> MATERIAL TO PROCESS:
▬▬▬▬▬▬

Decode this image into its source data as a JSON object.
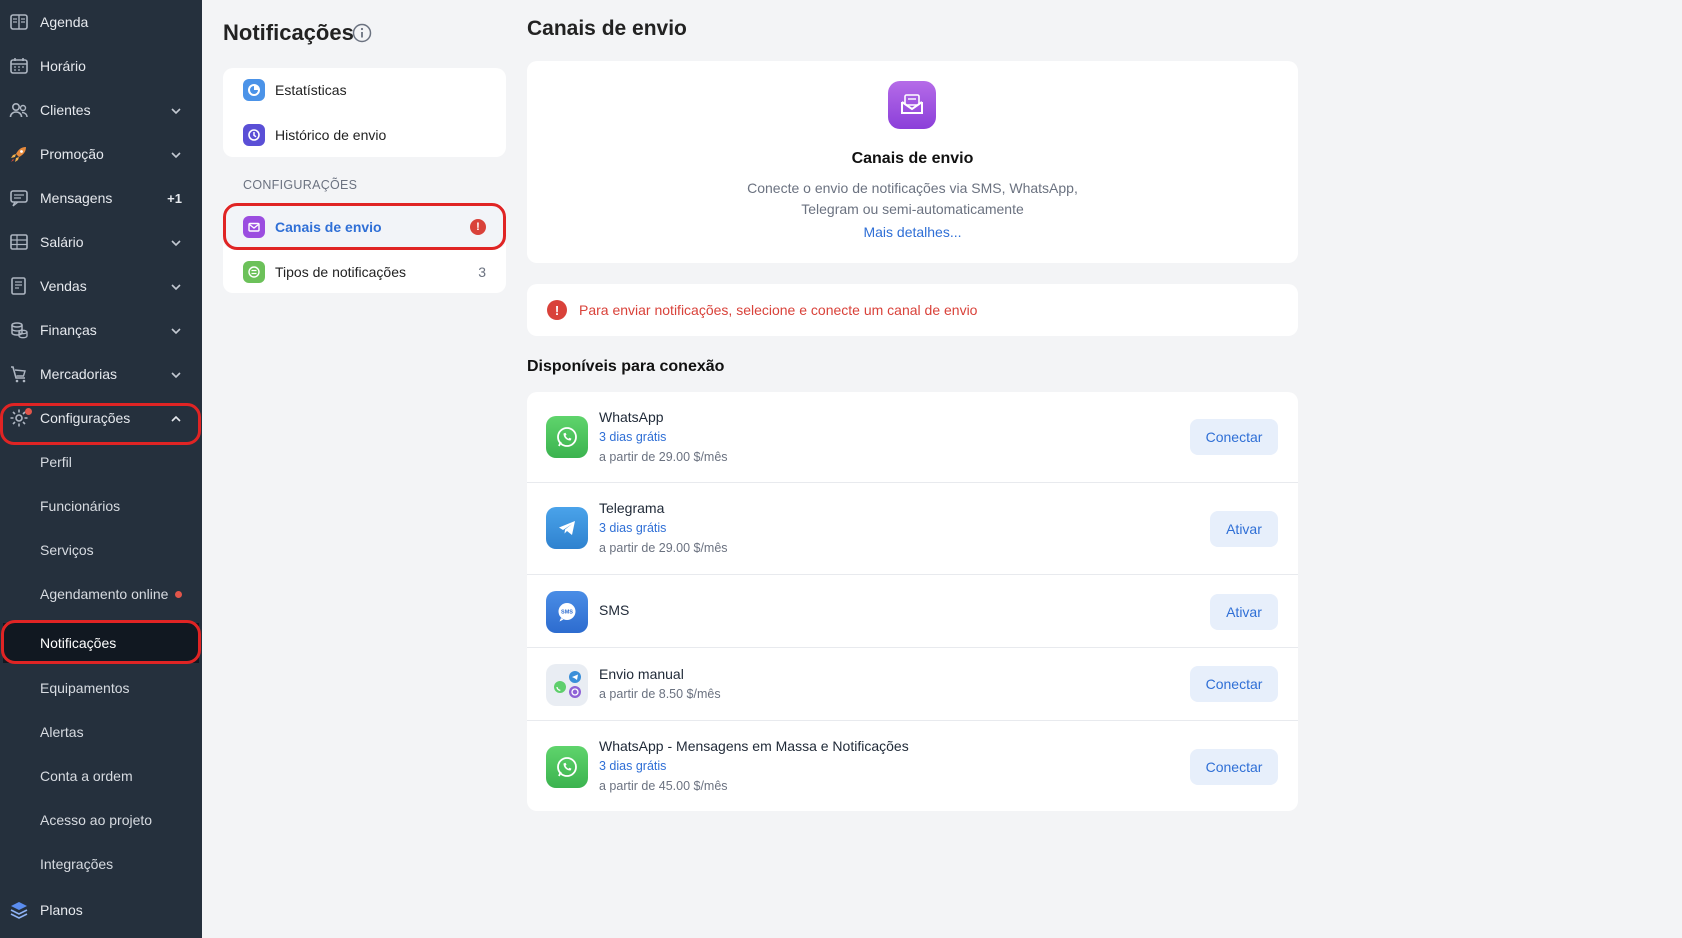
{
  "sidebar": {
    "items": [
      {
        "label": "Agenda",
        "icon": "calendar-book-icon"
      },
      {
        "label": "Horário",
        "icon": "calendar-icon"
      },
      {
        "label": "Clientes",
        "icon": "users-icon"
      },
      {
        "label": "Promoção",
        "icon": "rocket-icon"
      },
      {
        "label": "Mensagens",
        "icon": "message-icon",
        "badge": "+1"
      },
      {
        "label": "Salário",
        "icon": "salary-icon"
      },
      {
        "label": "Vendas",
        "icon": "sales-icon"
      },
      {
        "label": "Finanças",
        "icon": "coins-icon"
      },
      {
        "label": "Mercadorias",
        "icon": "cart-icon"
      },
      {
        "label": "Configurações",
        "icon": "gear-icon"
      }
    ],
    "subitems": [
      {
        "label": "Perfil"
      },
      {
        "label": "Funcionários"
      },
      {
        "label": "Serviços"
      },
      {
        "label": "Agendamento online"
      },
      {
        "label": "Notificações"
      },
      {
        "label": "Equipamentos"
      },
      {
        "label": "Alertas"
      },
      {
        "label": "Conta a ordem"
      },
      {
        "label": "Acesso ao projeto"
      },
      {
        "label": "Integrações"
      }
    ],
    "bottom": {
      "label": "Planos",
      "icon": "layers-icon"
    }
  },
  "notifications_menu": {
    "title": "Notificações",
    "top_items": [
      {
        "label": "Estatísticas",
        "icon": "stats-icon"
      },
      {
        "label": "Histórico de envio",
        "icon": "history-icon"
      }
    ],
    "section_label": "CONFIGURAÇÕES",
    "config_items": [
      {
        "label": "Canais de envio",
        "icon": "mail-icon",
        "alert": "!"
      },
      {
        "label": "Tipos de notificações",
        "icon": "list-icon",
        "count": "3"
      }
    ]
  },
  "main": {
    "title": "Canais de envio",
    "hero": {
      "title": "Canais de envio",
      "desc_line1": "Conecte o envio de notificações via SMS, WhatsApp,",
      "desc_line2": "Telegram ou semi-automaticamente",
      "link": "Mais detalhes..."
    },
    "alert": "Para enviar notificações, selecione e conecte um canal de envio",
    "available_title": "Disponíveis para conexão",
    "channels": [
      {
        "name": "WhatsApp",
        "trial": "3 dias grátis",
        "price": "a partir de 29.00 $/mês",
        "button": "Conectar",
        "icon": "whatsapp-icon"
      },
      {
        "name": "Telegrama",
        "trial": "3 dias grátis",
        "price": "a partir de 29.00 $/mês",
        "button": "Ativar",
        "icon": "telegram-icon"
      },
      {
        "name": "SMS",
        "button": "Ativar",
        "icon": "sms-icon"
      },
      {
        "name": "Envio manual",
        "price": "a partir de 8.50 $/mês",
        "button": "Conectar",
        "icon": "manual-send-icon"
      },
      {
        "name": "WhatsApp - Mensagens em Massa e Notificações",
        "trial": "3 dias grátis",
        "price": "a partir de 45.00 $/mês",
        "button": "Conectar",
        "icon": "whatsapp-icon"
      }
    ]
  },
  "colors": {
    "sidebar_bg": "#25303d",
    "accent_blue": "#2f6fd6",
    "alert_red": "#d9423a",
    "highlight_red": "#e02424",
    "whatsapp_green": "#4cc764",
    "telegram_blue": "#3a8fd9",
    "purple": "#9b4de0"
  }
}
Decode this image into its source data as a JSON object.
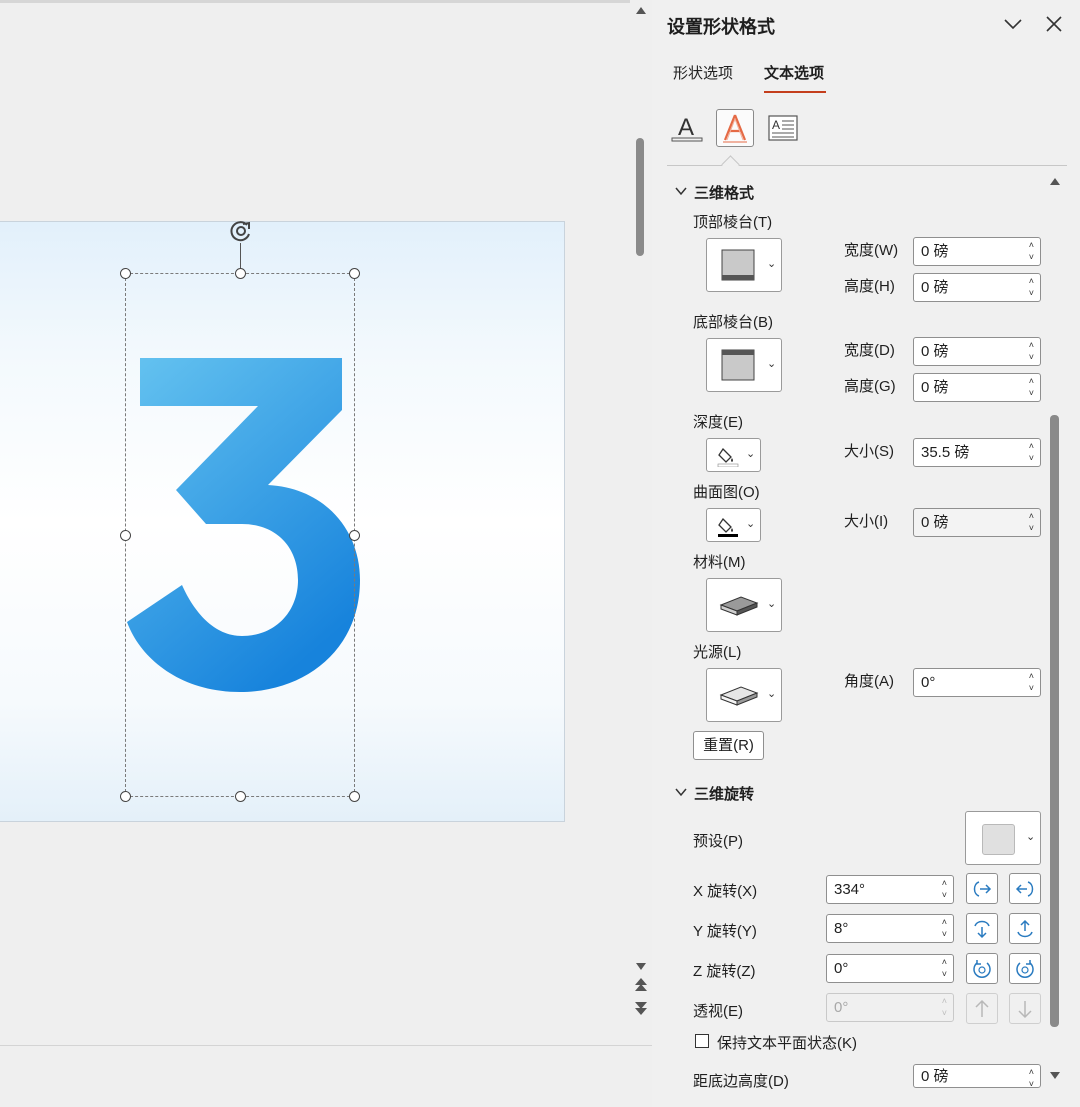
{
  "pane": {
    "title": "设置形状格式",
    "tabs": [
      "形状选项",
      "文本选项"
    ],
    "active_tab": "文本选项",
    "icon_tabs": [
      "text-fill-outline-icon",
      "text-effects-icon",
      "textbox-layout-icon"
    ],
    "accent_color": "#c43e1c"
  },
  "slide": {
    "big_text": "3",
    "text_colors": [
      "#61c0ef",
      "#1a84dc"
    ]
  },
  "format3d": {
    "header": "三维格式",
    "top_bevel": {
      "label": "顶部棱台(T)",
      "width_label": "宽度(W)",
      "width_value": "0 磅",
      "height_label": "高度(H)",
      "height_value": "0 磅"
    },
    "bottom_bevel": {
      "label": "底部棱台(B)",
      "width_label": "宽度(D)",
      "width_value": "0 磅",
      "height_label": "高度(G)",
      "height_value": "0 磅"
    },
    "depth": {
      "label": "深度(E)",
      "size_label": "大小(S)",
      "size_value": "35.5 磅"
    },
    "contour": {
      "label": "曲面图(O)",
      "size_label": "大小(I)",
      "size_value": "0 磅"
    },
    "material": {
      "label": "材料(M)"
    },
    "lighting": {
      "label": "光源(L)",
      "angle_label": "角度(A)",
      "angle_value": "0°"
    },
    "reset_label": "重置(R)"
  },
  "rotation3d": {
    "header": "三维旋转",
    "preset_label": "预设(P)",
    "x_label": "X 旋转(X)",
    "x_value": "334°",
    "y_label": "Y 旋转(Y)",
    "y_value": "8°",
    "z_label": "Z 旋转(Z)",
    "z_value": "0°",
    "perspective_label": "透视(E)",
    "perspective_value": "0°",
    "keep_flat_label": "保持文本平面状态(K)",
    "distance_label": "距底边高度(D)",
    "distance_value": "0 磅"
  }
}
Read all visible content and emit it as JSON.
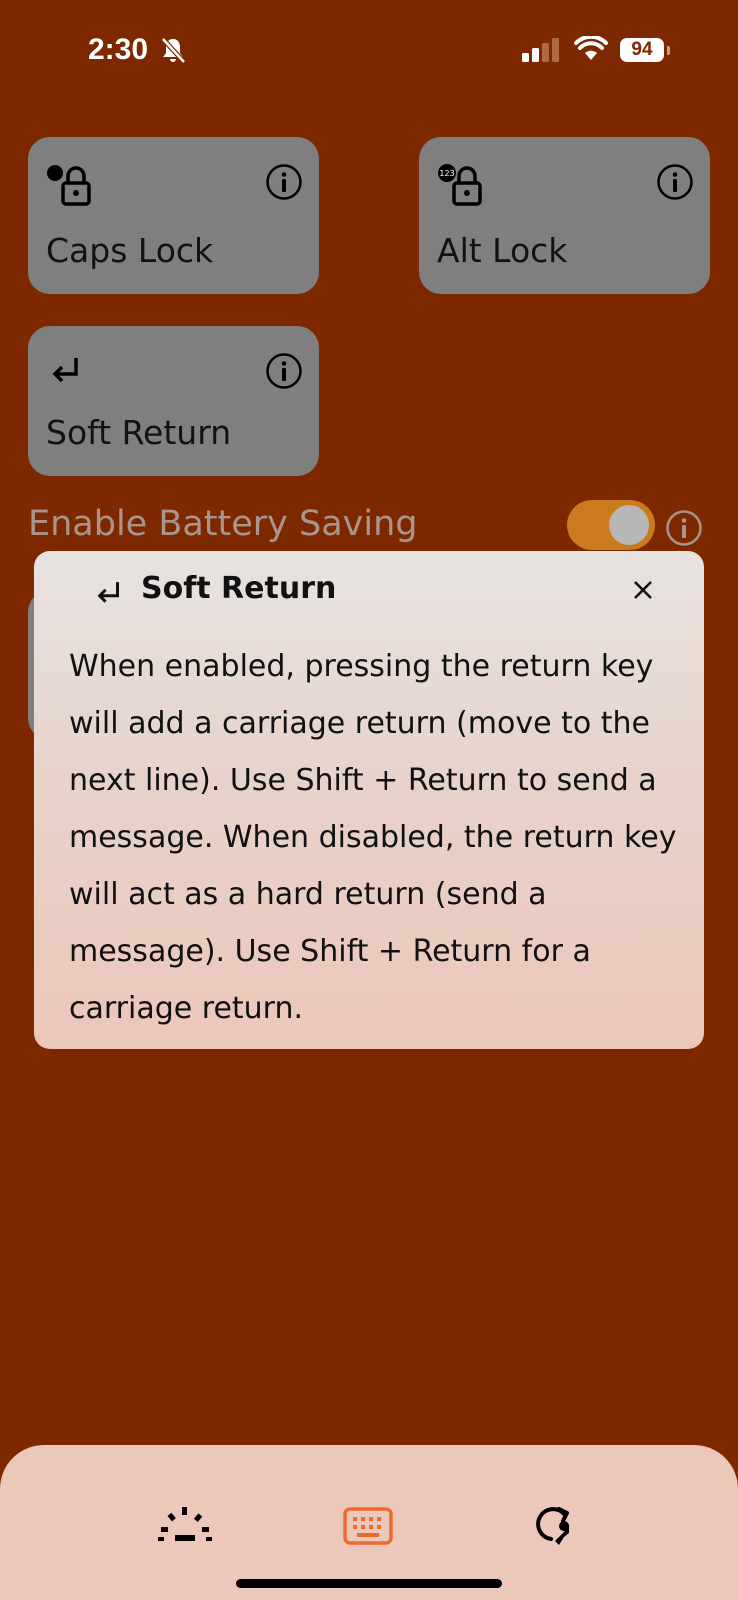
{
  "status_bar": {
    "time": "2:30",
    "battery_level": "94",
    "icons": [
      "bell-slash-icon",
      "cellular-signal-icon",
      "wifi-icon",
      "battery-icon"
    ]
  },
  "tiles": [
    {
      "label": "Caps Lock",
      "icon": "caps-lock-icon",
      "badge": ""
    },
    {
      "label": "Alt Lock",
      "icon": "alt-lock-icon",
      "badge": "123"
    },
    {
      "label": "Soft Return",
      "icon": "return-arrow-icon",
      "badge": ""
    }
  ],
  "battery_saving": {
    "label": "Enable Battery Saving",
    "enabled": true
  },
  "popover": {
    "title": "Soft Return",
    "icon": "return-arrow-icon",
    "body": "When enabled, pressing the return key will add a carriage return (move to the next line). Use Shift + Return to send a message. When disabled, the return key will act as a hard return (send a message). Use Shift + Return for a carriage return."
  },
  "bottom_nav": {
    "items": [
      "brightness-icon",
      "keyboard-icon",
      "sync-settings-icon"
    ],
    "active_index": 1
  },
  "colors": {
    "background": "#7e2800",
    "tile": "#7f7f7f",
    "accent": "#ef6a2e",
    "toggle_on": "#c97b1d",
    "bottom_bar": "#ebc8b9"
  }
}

▬▬▬▬▬▬

> SHORT PROBLEM: Gather up the lines that contain the word "message".

> WRITTEN ANSWER:
        "icon": "message-icon",
    "body": "When enabled, pressing the return key will add a carriage return (move to the next line). Use Shift + Return to send a message. When disabled, the return key will act as a hard return (send a message). Use Shift + Return for a carriage return."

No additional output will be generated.